Two RiO trusts in London and the south have chosen to move to new electronic patient record system suppliers before the end of their national contracts this October.

Camden and Islington NHS Foundation Trust will switch to Advanced Health and Care’s Carenotes system in September and Surrey and Borders Partnership NHS Foundation Trust will go live with TPP’s SystmOne Mental Health this ‘autumn’.

The trusts are members of the 2015 clinical information systems consortium, which created a framework to procure new systems before the end of the National Programme for IT contracts in six months’ time. 

The organisations in London and the South got Servelec’s (previously CSE's) RiO electronic patient record system delivered by BT under the programme.

David Jackland, associate director of ICT at Camden and Islington, said Carenotes will increase productivity by reducing reliance on paper-based records.

The system includes a dedicated mental health patient portal, allowing patients to more easily access records and case notes, and the trust also plans to enable mobile working.

“With the Carenotes solution, we are looking forward to helping our clinicians, from all specialties and disciplines, share information more effectively," Jackland said.

Data entries.
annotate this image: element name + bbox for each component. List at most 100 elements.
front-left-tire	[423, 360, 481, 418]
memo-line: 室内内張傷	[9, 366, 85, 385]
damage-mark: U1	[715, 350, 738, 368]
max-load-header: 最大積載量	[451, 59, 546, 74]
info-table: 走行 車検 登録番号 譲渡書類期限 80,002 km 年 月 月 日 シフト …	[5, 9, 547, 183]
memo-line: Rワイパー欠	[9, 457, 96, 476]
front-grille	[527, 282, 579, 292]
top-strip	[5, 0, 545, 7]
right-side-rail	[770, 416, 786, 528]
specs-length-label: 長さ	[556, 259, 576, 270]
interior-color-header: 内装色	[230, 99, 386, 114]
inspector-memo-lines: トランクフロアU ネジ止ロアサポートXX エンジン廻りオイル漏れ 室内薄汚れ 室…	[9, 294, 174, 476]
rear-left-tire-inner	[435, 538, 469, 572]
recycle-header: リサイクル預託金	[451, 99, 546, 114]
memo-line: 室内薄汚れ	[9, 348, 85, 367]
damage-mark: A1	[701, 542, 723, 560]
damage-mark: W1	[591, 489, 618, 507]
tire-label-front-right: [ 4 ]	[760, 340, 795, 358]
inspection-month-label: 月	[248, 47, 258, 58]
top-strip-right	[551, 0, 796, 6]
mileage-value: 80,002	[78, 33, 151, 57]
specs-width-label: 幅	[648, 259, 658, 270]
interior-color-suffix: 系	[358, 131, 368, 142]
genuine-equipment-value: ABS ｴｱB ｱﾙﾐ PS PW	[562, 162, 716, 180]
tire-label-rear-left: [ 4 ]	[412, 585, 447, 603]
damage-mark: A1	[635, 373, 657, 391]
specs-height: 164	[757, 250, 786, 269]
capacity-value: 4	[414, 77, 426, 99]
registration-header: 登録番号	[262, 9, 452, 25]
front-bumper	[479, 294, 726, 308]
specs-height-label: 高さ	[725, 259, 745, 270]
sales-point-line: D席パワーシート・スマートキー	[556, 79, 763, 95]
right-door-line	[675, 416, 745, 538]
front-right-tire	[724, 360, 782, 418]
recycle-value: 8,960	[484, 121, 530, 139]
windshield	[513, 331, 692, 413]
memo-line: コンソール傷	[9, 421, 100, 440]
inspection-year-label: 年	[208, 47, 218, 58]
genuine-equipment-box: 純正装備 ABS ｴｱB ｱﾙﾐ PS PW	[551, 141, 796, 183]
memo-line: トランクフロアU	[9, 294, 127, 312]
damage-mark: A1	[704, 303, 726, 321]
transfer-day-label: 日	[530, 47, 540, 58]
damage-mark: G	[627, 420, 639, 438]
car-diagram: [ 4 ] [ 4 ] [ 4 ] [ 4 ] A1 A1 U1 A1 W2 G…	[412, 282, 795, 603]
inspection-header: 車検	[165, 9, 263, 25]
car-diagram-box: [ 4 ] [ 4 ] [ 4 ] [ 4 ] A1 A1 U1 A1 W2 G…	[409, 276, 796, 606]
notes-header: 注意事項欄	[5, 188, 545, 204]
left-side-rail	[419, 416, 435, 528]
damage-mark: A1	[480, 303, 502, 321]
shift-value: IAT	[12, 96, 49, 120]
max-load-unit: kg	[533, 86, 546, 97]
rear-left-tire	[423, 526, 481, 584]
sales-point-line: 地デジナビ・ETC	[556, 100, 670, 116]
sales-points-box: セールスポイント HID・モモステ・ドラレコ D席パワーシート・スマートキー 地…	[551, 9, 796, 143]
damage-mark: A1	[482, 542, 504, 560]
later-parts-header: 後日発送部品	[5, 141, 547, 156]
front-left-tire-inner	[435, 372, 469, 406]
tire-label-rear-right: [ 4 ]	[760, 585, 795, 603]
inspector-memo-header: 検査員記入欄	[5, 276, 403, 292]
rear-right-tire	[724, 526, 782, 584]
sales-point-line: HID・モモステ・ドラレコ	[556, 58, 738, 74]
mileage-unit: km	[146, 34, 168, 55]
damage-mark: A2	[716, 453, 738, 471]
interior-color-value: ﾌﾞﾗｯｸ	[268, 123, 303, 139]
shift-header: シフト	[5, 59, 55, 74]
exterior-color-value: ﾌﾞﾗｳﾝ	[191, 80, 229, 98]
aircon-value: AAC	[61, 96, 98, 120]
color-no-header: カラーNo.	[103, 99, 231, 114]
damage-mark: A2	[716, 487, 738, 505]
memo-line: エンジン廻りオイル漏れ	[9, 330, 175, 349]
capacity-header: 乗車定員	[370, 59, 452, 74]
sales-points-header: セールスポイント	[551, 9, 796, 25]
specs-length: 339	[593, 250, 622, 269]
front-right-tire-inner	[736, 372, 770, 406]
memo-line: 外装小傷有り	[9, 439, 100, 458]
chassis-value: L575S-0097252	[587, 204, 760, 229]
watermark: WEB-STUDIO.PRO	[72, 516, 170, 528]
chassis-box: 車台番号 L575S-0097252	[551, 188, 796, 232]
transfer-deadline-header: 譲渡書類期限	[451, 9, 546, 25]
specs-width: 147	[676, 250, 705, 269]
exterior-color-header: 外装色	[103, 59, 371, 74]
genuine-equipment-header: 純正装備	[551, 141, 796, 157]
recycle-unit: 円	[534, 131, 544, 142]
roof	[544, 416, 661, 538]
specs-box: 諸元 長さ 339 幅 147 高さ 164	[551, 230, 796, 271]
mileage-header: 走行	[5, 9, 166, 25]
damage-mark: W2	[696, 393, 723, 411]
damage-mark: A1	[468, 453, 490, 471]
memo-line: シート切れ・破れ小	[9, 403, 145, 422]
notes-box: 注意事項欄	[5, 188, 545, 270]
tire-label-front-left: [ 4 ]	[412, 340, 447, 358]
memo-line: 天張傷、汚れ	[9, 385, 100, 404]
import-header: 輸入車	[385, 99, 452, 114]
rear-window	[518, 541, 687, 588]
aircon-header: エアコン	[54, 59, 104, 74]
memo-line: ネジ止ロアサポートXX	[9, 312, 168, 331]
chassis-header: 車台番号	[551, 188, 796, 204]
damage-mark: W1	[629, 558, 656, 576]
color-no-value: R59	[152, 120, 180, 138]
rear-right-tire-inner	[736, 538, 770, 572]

Work instructions.
1: In the news piece about the NHS trusts changing patient record systems, which system will Camden and Islington NHS Foundation Trust switch to in September?
2: Please continue the news piece about the NHS trusts changing patient record systems, picking up after its final sentence.

Results for each task.
1: Advanced Health and Care's Carenotes system.

2:
"Our staff will be able to work better together, with the shared goal of improving outcomes for patients. Working in partnership [with Advanced] will enable us to take significant steps towards becoming a paper-light organisation, which is the trust's longer-term ambition."

Surrey and Borders plans to go-live with SystmOne Mental Health across 130 services this autumn.

The trust’s major IT projects director Owen Powell said it will allow staff to retrieve and record information more easily, which will improve speed and efficiency.  Also, to securely share data in real time with other services and support mobile working.

“The new system will support clinicians by prompting medication, care plans and health action plan reviews,” he said.

“This will help our drive to focus on a person’s physical wellbeing as well as their mental health.”

Future plans include monitoring the prescribing of all medications and having pathology results automatically populated into the SystmOne record.